- [Task goal]:
Transcribe all the entries word for word, but omit the images.

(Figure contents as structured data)

+++

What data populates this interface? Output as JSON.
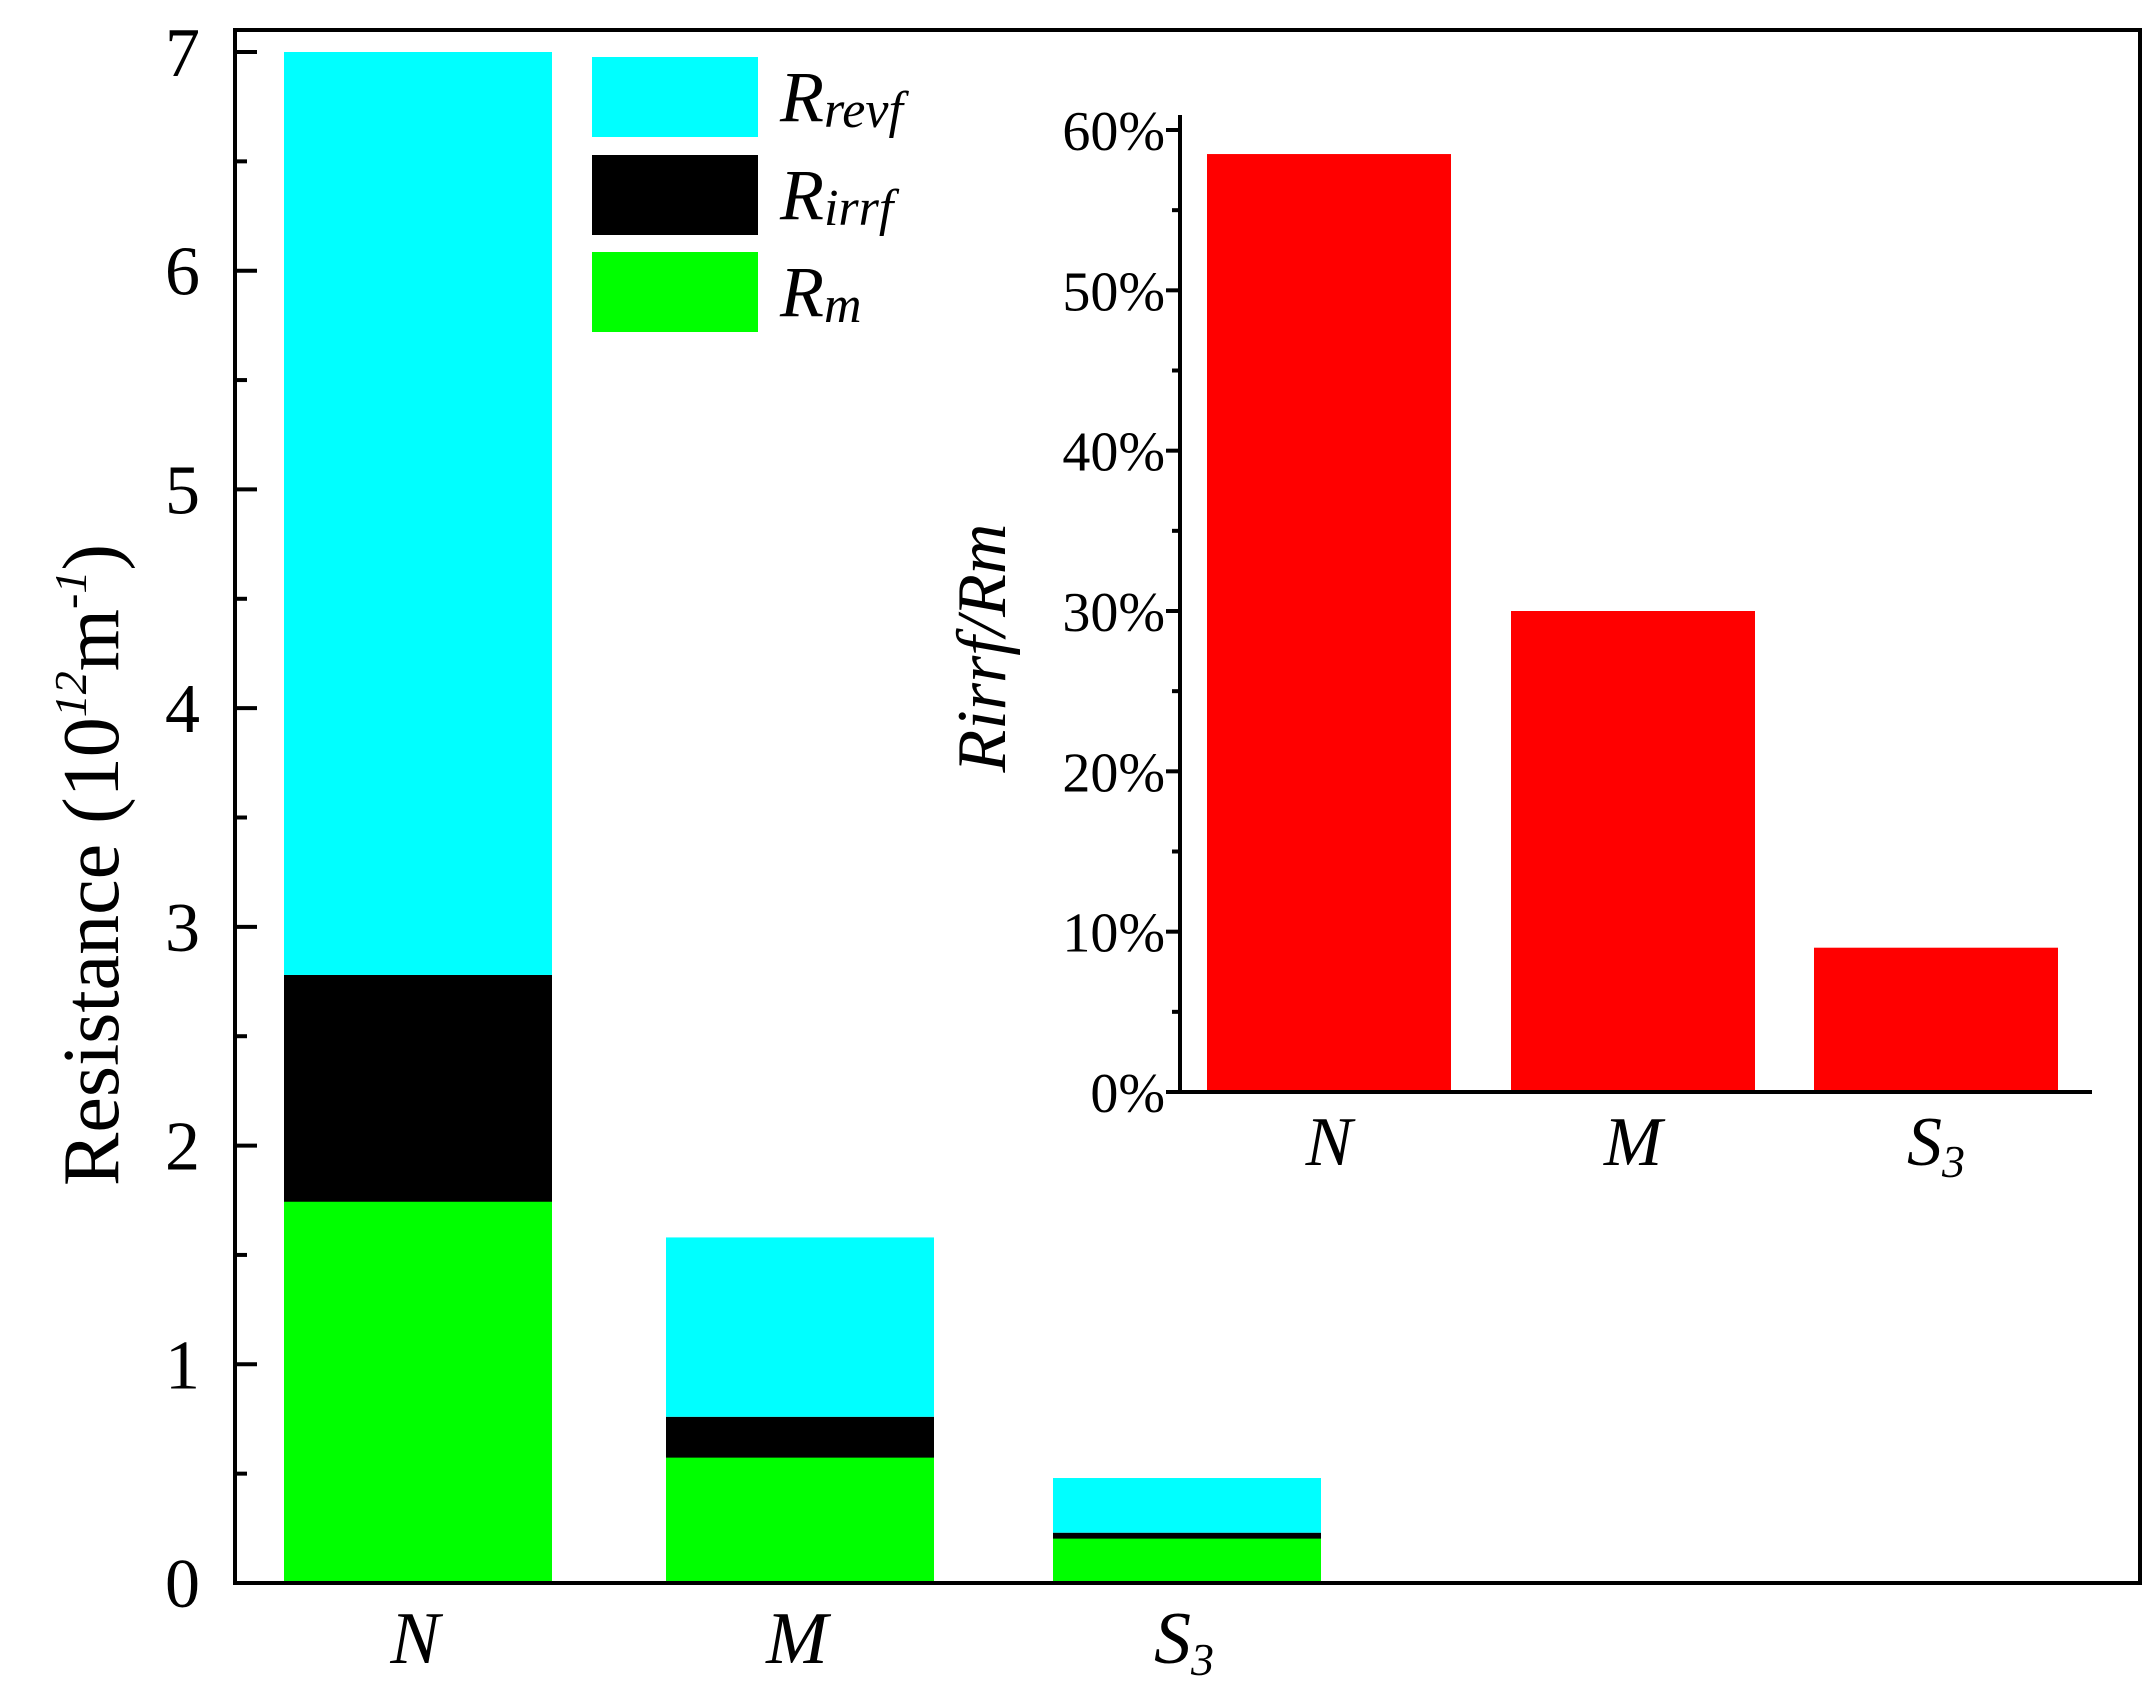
{
  "chart_data": [
    {
      "type": "bar",
      "stacked": true,
      "categories": [
        "N",
        "M",
        "S3"
      ],
      "series": [
        {
          "name": "Rm",
          "values": [
            1.75,
            0.58,
            0.21
          ],
          "color": "#00ff00"
        },
        {
          "name": "Rirrf",
          "values": [
            1.03,
            0.18,
            0.02
          ],
          "color": "#000000"
        },
        {
          "name": "Rrevf",
          "values": [
            4.22,
            0.82,
            0.25
          ],
          "color": "#00ffff"
        }
      ],
      "ylabel": "Resistance (10",
      "ylabel_sup": "12",
      "ylabel_mid": "m",
      "ylabel_sup2": "-1",
      "ylabel_end": ")",
      "ylim": [
        0,
        7
      ],
      "yticks": [
        "0",
        "1",
        "2",
        "3",
        "4",
        "5",
        "6",
        "7"
      ],
      "xlabel": "",
      "legend": {
        "placement": "top-center",
        "entries": [
          {
            "main": "R",
            "sub": "revf",
            "color": "#00ffff"
          },
          {
            "main": "R",
            "sub": "irrf",
            "color": "#000000"
          },
          {
            "main": "R",
            "sub": "m",
            "color": "#00ff00"
          }
        ]
      },
      "grid": false
    },
    {
      "type": "bar",
      "inset": true,
      "placement": "top-right",
      "categories": [
        "N",
        "M",
        "S3"
      ],
      "values": [
        58.5,
        30,
        9
      ],
      "color": "#ff0000",
      "ylabel": "Rirrf/Rm",
      "ylim": [
        0,
        60
      ],
      "yticks": [
        "0%",
        "10%",
        "20%",
        "30%",
        "40%",
        "50%",
        "60%"
      ],
      "grid": false
    }
  ]
}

+++

- [Written answer]:
What data populates this interface? Output as JSON.
{
  "chart_data": [
    {
      "type": "bar",
      "stacked": true,
      "categories": [
        "N",
        "M",
        "S3"
      ],
      "series": [
        {
          "name": "Rm",
          "values": [
            1.75,
            0.58,
            0.21
          ],
          "color": "#00ff00"
        },
        {
          "name": "Rirrf",
          "values": [
            1.03,
            0.18,
            0.02
          ],
          "color": "#000000"
        },
        {
          "name": "Rrevf",
          "values": [
            4.22,
            0.82,
            0.25
          ],
          "color": "#00ffff"
        }
      ],
      "ylabel": "Resistance (10",
      "ylabel_sup": "12",
      "ylabel_mid": "m",
      "ylabel_sup2": "-1",
      "ylabel_end": ")",
      "ylim": [
        0,
        7
      ],
      "yticks": [
        "0",
        "1",
        "2",
        "3",
        "4",
        "5",
        "6",
        "7"
      ],
      "xlabel": "",
      "legend": {
        "placement": "top-center",
        "entries": [
          {
            "main": "R",
            "sub": "revf",
            "color": "#00ffff"
          },
          {
            "main": "R",
            "sub": "irrf",
            "color": "#000000"
          },
          {
            "main": "R",
            "sub": "m",
            "color": "#00ff00"
          }
        ]
      },
      "grid": false
    },
    {
      "type": "bar",
      "inset": true,
      "placement": "top-right",
      "categories": [
        "N",
        "M",
        "S3"
      ],
      "values": [
        58.5,
        30,
        9
      ],
      "color": "#ff0000",
      "ylabel": "Rirrf/Rm",
      "ylim": [
        0,
        60
      ],
      "yticks": [
        "0%",
        "10%",
        "20%",
        "30%",
        "40%",
        "50%",
        "60%"
      ],
      "grid": false
    }
  ]
}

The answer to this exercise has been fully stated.